# AIM:
Extract every line that contains the word "Native".

# RECORD LIST:
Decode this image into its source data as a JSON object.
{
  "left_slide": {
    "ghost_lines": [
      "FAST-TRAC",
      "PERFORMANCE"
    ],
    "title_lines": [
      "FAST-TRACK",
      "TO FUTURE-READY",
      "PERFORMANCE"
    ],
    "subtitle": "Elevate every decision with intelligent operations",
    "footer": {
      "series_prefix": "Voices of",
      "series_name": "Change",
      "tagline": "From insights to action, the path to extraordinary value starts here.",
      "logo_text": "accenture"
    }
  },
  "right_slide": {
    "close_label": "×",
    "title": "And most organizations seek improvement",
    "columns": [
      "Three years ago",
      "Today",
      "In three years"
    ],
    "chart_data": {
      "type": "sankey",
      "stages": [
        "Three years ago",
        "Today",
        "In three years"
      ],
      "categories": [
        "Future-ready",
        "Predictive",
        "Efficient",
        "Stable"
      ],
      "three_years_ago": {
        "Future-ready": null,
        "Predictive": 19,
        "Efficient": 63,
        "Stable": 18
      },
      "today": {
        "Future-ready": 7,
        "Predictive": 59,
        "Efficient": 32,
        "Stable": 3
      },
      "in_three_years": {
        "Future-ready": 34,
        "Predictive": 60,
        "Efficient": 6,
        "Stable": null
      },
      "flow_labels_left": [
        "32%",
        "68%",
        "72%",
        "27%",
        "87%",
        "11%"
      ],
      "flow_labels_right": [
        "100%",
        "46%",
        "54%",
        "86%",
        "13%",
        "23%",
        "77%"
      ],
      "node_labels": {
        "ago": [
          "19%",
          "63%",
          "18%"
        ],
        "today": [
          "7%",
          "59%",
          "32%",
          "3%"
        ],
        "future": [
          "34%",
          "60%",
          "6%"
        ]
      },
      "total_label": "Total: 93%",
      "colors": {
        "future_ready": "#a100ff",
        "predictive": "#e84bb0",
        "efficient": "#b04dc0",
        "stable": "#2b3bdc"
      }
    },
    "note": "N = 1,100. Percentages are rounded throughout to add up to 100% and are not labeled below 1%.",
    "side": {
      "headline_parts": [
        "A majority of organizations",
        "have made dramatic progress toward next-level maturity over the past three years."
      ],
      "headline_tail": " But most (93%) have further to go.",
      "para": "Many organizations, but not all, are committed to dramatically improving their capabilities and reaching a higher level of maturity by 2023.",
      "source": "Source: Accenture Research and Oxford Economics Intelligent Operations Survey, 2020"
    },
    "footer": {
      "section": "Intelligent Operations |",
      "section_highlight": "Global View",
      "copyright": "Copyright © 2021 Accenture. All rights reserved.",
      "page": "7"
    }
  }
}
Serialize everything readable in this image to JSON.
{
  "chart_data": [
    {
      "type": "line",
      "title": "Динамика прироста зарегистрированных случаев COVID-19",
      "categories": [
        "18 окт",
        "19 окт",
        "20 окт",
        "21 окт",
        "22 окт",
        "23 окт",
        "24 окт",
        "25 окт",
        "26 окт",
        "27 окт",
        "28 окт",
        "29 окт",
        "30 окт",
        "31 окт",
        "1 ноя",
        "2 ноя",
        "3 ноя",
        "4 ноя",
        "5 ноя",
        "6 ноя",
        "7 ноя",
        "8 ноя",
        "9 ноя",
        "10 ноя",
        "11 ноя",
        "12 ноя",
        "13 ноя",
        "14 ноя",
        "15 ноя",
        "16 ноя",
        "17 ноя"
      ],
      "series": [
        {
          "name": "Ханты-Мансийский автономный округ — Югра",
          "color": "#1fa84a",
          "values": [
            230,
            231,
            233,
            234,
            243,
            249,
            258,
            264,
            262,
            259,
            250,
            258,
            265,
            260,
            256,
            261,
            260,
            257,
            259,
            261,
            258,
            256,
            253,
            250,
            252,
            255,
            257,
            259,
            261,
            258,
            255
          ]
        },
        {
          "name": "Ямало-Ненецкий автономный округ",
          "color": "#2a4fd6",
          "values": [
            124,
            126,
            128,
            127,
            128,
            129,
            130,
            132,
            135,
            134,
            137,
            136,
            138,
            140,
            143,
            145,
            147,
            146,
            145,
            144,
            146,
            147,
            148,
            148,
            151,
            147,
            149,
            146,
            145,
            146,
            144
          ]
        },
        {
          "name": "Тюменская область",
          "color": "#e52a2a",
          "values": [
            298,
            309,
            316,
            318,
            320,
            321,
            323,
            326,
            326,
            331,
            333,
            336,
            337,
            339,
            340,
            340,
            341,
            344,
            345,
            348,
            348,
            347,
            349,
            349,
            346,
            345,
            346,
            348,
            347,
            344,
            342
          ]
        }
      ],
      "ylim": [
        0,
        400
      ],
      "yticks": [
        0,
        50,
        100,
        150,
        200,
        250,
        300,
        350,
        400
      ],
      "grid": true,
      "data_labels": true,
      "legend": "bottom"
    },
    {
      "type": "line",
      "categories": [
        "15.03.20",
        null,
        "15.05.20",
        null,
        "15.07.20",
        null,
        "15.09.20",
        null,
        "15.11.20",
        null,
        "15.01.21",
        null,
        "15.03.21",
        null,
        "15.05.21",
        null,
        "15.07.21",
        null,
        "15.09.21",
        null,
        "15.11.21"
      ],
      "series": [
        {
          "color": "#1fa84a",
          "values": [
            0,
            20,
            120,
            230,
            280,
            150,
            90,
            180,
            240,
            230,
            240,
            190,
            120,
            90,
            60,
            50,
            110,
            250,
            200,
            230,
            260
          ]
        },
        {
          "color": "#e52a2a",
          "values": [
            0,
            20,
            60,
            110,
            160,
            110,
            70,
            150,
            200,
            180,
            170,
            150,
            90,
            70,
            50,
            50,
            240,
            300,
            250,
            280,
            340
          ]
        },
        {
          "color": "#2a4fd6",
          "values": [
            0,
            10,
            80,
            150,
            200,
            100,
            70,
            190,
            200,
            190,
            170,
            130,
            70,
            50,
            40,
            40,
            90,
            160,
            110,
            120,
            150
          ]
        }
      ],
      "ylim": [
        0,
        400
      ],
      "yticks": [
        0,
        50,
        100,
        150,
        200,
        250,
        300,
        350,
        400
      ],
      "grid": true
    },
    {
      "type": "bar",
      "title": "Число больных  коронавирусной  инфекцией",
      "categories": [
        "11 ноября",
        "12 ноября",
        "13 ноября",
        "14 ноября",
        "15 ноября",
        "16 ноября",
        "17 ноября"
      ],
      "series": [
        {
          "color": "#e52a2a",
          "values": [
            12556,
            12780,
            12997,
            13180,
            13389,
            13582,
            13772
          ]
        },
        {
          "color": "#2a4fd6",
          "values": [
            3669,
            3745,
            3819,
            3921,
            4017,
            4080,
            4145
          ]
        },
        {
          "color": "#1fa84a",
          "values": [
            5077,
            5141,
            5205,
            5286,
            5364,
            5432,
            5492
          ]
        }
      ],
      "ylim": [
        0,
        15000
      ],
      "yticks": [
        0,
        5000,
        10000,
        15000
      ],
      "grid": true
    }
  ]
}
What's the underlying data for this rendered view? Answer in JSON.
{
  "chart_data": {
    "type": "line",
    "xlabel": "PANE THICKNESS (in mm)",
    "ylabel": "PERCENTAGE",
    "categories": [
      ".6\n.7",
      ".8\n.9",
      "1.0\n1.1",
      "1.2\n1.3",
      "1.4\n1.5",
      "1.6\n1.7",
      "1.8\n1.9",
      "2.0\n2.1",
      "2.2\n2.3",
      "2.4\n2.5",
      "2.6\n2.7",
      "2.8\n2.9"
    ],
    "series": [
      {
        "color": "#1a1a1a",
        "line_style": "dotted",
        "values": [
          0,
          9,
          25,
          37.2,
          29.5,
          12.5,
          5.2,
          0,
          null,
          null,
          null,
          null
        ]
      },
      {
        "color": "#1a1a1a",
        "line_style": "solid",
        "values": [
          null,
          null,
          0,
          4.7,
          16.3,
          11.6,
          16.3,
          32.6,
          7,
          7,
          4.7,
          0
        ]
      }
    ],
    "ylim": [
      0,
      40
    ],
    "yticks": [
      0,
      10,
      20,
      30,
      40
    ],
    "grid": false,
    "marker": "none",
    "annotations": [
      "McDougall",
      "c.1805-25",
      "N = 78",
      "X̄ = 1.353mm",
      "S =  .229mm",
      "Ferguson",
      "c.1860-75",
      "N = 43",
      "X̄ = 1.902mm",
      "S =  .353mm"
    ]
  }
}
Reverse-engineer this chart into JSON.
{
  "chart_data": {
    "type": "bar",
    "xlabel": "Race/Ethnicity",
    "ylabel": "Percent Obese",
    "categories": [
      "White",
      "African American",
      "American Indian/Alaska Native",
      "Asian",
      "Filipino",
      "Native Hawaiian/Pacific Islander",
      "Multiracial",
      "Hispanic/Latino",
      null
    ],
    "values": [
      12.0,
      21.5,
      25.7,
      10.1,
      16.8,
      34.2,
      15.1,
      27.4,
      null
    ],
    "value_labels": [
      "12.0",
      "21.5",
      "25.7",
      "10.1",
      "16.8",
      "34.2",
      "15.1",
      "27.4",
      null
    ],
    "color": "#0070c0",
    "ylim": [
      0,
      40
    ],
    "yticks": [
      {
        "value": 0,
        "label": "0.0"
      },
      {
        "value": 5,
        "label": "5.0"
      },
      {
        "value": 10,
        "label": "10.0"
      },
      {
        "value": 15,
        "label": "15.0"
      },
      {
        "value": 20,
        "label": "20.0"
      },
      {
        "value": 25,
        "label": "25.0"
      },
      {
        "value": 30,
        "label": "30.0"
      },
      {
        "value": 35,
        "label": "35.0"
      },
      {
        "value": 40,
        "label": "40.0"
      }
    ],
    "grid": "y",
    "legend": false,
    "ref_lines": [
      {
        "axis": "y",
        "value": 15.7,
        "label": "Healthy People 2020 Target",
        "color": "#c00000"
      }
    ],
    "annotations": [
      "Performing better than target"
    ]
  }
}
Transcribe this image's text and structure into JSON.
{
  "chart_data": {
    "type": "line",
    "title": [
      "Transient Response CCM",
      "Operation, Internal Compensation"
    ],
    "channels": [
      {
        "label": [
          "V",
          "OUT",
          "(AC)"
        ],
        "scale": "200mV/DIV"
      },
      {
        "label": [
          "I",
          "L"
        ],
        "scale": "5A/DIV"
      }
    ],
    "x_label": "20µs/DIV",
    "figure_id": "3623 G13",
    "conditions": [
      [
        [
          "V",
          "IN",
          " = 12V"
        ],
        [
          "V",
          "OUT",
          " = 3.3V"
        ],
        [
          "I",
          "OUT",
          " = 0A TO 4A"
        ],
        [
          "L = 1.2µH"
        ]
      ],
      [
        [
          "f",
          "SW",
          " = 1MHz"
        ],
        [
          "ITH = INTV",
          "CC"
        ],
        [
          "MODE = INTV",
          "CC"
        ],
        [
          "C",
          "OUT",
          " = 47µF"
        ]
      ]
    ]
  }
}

# SOLUTION:
      "American Indian/Alaska Native",
      "Native Hawaiian/Pacific Islander",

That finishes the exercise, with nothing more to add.